** EXERCISE PASSAGE **
* * * * *


(cross posted at Philosophy Sucks!)

11 Comments

  1. Hi Richard-

    Right off the bat, I don’t think I’ve ever heard that Chalmers came up with the zombie thought experiment. As far as I know he may well have, but unless you know more than me (quite possible), make sure, or rephrase.

    -John Gregg

  2. Richard Brown

    Thanks guys! I wasn’t intending it to mean that Dave came up with the idea but I certainly see how that is what people will take it to mean! I’ll fix it asap.  

    (p.s. Eric, yep Kirk changed his mind…I reviewed his book for Phil Psych where he repented (_Zombies and Consciousness_)
  3. I like this a lot, but have some hestitancy about the Dennett paragraph (for a discussion of functionalism in an intro philosophy textbook). The Dennett example of change blindness shows that we must take with a ‘big grain of salt’ our intuitions about the relationship between our conscious awareness and the world out there (that’s being crudely represented in our conscious experience). However, this seems to me to speak not very directly to the question of whether a functional account of brain activity ‘leaves something out’ with respect to ‘qualia’ (referred to in the preceding paragraph). An into student would, i think, sense the disconnect in the argument, but lack the confidence to recognize that the failibility of our introspections does not do away with the qualia question. I think that other perspectives on the qualia question might be more meaningful (e.g., Q: how can a pattern of brain activity be related to my conscious experience of red? A: just get used to it; or Q: why didn’t Mary know about the experience of red on the basis of her knowledge of physics and neuroscience? A: because knowledge of patterns of brain activity constituting ‘red’ is not enough; those patterns of brain activity need to occur in your brain). The Dennett example doesn’t feel strongly to-the-point to me. (If the paragraph is not meant to speak directly to the Chalmers and Jackson scenarios, perhaps that should be clearer).

  4. Richard Brown

    Thanks for the feedback Jon!

    Yeah, the Dennett paragraph is supposed to be casting some doubt on the whole enterprise of trusting our intuitions about consciousness, or more generally the whole enterprise of reasoning a priori about the mind (hence the invoking of science and empirical facts) but I take the point that it could be clearer. Thanks again for the helpful feedback! 
  5. For what it’s worth, I entered neuroscience 20 years ago, motivated by questions of brain/mind philosophy. I do not think that those of us dealing with science and empirical facts are going to answer (or permit dismissal) of the deep (or ‘hard’) problems of consciousness. I look to philosophers to deal with the really interesting issues. Perhaps neuroscience can help to make clear, though, that the functional categories relevant to the function of the brain (i.e., substrate of the mind) do not necessarily correspond to the functional categories of mind that appear to us via introspection. Even this insight may not be relevant to many of the interesting questions of brain/mind philosophy.

* * * * *

** INFORMATION SUPPLIED **

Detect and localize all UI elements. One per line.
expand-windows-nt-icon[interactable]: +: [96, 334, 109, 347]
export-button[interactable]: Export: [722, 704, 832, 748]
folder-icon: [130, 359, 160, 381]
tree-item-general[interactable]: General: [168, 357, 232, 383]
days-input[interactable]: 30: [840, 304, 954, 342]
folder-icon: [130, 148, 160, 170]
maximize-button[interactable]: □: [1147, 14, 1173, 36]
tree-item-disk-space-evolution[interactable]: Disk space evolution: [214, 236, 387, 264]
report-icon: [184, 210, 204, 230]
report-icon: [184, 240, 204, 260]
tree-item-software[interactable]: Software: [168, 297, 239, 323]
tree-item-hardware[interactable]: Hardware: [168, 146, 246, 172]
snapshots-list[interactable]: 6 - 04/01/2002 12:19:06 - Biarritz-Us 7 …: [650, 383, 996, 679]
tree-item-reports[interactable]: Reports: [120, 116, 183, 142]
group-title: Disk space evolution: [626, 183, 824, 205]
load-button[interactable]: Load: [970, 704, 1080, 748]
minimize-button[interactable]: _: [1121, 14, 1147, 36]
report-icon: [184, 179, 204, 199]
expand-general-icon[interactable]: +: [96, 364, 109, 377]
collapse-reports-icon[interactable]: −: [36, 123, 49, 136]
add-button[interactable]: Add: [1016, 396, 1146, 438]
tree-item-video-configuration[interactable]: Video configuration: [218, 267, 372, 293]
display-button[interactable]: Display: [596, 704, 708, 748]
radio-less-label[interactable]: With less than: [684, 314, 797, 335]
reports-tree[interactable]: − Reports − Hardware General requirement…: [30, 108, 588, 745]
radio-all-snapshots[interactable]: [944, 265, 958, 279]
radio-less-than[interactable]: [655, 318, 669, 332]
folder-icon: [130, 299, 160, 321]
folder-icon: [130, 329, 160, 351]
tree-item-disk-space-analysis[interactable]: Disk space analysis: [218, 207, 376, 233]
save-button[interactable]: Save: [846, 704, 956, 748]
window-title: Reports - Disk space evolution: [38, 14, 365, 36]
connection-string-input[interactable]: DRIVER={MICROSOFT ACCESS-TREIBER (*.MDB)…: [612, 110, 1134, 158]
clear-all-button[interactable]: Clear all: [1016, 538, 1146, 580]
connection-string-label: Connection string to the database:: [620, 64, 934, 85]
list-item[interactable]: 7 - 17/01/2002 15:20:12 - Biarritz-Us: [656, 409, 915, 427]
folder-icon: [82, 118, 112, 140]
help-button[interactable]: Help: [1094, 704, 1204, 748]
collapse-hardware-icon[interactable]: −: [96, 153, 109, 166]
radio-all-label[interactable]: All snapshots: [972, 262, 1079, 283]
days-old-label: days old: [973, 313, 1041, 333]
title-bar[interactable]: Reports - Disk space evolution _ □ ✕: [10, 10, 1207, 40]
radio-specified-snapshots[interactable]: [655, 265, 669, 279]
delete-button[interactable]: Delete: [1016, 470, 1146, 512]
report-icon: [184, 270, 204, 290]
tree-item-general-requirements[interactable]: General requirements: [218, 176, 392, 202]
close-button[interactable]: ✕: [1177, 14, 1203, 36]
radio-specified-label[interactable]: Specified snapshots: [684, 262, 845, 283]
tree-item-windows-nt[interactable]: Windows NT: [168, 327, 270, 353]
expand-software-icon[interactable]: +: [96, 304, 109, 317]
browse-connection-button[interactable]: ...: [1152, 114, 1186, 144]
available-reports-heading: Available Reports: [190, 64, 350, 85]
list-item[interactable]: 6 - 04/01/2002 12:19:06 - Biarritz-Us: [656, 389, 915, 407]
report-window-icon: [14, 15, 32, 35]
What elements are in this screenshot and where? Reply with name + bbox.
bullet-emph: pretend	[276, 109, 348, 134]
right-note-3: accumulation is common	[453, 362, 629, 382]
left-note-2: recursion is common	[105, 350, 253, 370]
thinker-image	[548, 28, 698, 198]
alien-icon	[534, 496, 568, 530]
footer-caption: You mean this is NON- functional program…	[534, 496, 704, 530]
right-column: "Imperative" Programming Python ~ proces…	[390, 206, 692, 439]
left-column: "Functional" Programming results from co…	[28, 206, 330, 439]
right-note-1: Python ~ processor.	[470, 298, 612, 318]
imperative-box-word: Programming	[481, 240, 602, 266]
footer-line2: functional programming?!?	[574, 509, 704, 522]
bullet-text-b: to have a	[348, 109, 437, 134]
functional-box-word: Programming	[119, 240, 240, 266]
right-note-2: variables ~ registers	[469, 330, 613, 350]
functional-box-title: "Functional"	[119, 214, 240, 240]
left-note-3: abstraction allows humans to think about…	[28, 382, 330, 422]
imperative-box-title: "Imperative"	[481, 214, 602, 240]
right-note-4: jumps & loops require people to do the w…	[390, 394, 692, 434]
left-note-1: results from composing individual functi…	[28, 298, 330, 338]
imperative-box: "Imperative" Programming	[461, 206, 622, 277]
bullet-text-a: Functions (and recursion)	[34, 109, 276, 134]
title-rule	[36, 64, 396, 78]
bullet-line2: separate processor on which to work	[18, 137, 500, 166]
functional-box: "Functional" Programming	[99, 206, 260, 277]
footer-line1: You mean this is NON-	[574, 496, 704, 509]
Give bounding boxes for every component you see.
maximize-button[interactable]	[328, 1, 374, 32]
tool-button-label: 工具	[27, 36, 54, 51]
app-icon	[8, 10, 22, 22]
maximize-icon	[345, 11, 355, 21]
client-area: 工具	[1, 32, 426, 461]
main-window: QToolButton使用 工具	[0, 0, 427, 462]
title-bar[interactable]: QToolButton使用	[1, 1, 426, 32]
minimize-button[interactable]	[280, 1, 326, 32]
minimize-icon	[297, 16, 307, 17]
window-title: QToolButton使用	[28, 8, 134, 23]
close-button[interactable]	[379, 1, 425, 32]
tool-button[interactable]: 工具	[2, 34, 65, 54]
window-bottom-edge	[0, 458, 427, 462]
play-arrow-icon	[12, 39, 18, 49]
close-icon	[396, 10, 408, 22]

* * * * *

** TASK LIST **
[1] In the comment thread, how long ago does the commenter in comment 5 say they entered neuroscience?
[2] In the comment thread, list every word or phrase that comment 3 puts in single quotation marks.

** TASK-BY-TASK ANSWERS **
[1] 20 years ago.

[2]
- big grain of salt
- leaves something out
- qualia
- red